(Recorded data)
◆ ◆ ◆ ◆ ◆
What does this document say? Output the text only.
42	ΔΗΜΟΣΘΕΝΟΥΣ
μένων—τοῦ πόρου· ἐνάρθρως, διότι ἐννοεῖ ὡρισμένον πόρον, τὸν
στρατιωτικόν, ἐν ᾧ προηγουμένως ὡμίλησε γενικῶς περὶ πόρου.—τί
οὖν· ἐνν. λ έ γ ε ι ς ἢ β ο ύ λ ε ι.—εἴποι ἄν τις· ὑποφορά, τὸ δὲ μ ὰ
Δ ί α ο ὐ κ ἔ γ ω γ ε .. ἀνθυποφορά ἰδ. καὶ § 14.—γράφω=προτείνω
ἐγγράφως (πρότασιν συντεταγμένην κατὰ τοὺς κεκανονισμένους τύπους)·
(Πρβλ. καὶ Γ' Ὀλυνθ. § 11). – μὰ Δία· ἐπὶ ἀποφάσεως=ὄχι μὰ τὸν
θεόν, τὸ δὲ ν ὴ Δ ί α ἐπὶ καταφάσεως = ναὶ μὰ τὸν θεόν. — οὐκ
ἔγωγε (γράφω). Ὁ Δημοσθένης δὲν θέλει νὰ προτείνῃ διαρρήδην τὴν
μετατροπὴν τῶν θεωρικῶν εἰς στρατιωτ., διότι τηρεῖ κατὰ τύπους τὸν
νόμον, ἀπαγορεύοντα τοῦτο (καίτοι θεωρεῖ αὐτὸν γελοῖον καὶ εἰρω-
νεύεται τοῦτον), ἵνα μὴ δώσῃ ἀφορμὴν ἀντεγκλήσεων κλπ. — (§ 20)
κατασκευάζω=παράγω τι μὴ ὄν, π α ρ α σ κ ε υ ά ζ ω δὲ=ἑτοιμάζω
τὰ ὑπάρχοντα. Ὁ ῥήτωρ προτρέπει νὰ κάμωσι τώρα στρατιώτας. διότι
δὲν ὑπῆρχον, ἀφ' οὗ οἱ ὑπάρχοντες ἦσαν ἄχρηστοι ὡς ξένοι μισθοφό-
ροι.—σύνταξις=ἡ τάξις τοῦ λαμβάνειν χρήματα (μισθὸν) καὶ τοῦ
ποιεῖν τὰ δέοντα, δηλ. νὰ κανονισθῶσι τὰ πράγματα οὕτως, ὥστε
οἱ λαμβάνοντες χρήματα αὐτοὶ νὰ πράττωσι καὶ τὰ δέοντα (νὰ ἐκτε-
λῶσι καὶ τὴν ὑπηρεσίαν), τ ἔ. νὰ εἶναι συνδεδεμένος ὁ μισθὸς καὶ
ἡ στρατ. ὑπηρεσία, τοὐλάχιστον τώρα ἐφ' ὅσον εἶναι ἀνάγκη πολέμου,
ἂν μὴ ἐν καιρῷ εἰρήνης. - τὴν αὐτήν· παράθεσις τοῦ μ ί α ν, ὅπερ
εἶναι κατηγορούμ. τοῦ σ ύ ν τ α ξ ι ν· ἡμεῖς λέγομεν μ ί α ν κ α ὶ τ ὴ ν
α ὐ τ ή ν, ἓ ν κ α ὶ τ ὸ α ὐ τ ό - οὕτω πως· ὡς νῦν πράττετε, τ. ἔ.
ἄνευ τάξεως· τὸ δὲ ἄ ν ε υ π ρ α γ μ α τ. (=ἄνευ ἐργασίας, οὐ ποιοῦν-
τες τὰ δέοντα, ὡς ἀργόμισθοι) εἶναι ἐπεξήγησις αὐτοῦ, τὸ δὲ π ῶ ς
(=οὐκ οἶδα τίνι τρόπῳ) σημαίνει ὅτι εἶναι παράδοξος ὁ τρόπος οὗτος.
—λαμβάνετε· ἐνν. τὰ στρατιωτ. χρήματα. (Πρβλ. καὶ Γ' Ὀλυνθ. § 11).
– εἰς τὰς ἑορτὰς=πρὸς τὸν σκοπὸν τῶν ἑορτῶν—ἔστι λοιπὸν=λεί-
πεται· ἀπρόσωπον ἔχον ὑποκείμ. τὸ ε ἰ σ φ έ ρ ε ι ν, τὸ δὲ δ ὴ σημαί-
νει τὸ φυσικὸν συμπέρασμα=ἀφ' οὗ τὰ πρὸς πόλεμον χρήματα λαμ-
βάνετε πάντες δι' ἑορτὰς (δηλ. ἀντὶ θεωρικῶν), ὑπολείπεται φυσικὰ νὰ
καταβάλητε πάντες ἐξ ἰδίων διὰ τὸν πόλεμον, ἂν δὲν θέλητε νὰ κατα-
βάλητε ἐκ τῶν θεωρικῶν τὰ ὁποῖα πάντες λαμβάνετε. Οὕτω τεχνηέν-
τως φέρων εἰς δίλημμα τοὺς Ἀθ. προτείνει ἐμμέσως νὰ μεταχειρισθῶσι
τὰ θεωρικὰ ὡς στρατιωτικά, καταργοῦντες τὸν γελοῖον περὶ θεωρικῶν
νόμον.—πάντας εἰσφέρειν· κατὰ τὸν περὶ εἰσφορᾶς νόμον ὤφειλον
◆ ◆ ◆ ◆ ◆
Directions:
Print all of the entries again, exactly as written.

Response to the exercise:
What does this document say? Output the text only.
42	ΔΗΜΟΣΘΕΝΟΥΣ
μένων—τοῦ πόρου· ἐνάρθρως, διότι ἐννοεῖ ὡρισμένον πόρον, τὸν
στρατιωτικόν, ἐν ᾧ προηγουμένως ὡμίλησε γενικῶς περὶ πόρου.—τί
οὖν· ἐνν. λ έ γ ε ι ς ἢ β ο ύ λ ε ι.—εἴποι ἄν τις· ὑποφορά, τὸ δὲ μ ὰ
Δ ί α ο ὐ κ ἔ γ ω γ ε .. ἀνθυποφορά ἰδ. καὶ § 14.—γράφω=προτείνω
ἐγγράφως (πρότασιν συντεταγμένην κατὰ τοὺς κεκανονισμένους τύπους)·
(Πρβλ. καὶ Γ' Ὀλυνθ. § 11). – μὰ Δία· ἐπὶ ἀποφάσεως=ὄχι μὰ τὸν
θεόν, τὸ δὲ ν ὴ Δ ί α ἐπὶ καταφάσεως = ναὶ μὰ τὸν θεόν. — οὐκ
ἔγωγε (γράφω). Ὁ Δημοσθένης δὲν θέλει νὰ προτείνῃ διαρρήδην τὴν
μετατροπὴν τῶν θεωρικῶν εἰς στρατιωτ., διότι τηρεῖ κατὰ τύπους τὸν
νόμον, ἀπαγορεύοντα τοῦτο (καίτοι θεωρεῖ αὐτὸν γελοῖον καὶ εἰρω-
νεύεται τοῦτον), ἵνα μὴ δώσῃ ἀφορμὴν ἀντεγκλήσεων κλπ. — (§ 20)
κατασκευάζω=παράγω τι μὴ ὄν, π α ρ α σ κ ε υ ά ζ ω δὲ=ἑτοιμάζω
τὰ ὑπάρχοντα. Ὁ ῥήτωρ προτρέπει νὰ κάμωσι τώρα στρατιώτας. διότι
δὲν ὑπῆρχον, ἀφ' οὗ οἱ ὑπάρχοντες ἦσαν ἄχρηστοι ὡς ξένοι μισθοφό-
ροι.—σύνταξις=ἡ τάξις τοῦ λαμβάνειν χρήματα (μισθὸν) καὶ τοῦ
ποιεῖν τὰ δέοντα, δηλ. νὰ κανονισθῶσι τὰ πράγματα οὕτως, ὥστε
οἱ λαμβάνοντες χρήματα αὐτοὶ νὰ πράττωσι καὶ τὰ δέοντα (νὰ ἐκτε-
λῶσι καὶ τὴν ὑπηρεσίαν), τ ἔ. νὰ εἶναι συνδεδεμένος ὁ μισθὸς καὶ
ἡ στρατ. ὑπηρεσία, τοὐλάχιστον τώρα ἐφ' ὅσον εἶναι ἀνάγκη πολέμου,
ἂν μὴ ἐν καιρῷ εἰρήνης. - τὴν αὐτήν· παράθεσις τοῦ μ ί α ν, ὅπερ
εἶναι κατηγορούμ. τοῦ σ ύ ν τ α ξ ι ν· ἡμεῖς λέγομεν μ ί α ν κ α ὶ τ ὴ ν
α ὐ τ ή ν, ἓ ν κ α ὶ τ ὸ α ὐ τ ό - οὕτω πως· ὡς νῦν πράττετε, τ. ἔ.
ἄνευ τάξεως· τὸ δὲ ἄ ν ε υ π ρ α γ μ α τ. (=ἄνευ ἐργασίας, οὐ ποιοῦν-
τες τὰ δέοντα, ὡς ἀργόμισθοι) εἶναι ἐπεξήγησις αὐτοῦ, τὸ δὲ π ῶ ς
(=οὐκ οἶδα τίνι τρόπῳ) σημαίνει ὅτι εἶναι παράδοξος ὁ τρόπος οὗτος.
—λαμβάνετε· ἐνν. τὰ στρατιωτ. χρήματα. (Πρβλ. καὶ Γ' Ὀλυνθ. § 11).
– εἰς τὰς ἑορτὰς=πρὸς τὸν σκοπὸν τῶν ἑορτῶν—ἔστι λοιπὸν=λεί-
πεται· ἀπρόσωπον ἔχον ὑποκείμ. τὸ ε ἰ σ φ έ ρ ε ι ν, τὸ δὲ δ ὴ σημαί-
νει τὸ φυσικὸν συμπέρασμα=ἀφ' οὗ τὰ πρὸς πόλεμον χρήματα λαμ-
βάνετε πάντες δι' ἑορτὰς (δηλ. ἀντὶ θεωρικῶν), ὑπολείπεται φυσικὰ νὰ
καταβάλητε πάντες ἐξ ἰδίων διὰ τὸν πόλεμον, ἂν δὲν θέλητε νὰ κατα-
βάλητε ἐκ τῶν θεωρικῶν τὰ ὁποῖα πάντες λαμβάνετε. Οὕτω τεχνηέν-
τως φέρων εἰς δίλημμα τοὺς Ἀθ. προτείνει ἐμμέσως νὰ μεταχειρισθῶσι
τὰ θεωρικὰ ὡς στρατιωτικά, καταργοῦντες τὸν γελοῖον περὶ θεωρικῶν
νόμον.—πάντας εἰσφέρειν· κατὰ τὸν περὶ εἰσφορᾶς νόμον ὤφειλον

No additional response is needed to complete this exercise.